## Exercise
Go through the entries below and collect each line with the string "type" in it.
__________________________________________________
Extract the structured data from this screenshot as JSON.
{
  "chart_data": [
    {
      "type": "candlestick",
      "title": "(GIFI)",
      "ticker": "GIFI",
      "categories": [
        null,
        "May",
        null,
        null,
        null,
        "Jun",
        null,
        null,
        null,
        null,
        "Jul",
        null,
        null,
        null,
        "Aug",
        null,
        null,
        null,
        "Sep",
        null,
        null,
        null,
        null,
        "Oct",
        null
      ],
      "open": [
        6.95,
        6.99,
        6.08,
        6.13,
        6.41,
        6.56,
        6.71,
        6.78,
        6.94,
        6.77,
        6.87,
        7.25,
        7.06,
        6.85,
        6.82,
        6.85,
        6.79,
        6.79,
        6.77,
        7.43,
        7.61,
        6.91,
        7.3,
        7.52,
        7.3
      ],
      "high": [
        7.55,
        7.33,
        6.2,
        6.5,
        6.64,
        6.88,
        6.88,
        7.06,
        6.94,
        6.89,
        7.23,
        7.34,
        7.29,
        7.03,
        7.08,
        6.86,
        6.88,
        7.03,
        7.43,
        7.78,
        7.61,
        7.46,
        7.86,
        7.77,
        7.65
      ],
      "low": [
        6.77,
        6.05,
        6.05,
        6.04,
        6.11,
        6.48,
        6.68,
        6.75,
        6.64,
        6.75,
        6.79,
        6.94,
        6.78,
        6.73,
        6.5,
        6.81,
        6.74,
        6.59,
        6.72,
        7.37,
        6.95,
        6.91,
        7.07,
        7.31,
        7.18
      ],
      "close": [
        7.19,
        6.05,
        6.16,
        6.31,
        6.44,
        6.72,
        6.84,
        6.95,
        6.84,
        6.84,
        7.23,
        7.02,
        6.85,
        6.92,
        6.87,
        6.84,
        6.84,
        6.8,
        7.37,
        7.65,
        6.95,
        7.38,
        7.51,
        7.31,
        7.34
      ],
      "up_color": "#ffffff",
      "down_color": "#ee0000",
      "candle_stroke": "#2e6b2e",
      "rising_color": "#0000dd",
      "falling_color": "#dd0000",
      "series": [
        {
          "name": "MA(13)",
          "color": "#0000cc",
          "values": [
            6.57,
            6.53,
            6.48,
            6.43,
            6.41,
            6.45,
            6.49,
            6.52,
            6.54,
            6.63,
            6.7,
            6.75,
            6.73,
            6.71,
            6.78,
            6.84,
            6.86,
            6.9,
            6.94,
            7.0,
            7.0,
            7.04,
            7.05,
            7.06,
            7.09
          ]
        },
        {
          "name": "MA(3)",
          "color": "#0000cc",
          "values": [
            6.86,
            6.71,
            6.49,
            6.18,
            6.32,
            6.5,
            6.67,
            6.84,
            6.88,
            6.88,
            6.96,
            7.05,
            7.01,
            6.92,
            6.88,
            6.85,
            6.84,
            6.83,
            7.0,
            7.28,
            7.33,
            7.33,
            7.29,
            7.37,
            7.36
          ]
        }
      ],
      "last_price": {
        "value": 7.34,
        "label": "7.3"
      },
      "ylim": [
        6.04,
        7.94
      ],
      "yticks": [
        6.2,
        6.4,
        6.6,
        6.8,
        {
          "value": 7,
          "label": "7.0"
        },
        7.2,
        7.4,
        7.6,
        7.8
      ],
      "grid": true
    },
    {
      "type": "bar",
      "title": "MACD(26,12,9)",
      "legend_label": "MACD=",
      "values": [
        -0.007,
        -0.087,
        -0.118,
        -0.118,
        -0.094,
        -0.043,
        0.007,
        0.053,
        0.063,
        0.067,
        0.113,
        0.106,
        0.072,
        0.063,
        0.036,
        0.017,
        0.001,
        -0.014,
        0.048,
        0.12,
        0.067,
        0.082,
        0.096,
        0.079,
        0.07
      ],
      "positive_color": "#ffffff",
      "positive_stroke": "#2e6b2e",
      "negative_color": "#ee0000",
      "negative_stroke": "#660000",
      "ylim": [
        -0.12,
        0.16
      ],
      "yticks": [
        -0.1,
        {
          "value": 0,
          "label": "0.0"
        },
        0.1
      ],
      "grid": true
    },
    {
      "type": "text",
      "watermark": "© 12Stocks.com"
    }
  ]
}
__________________________________________________
## Answer to the problem
      "type": "candlestick",
      "type": "bar",
      "type": "text",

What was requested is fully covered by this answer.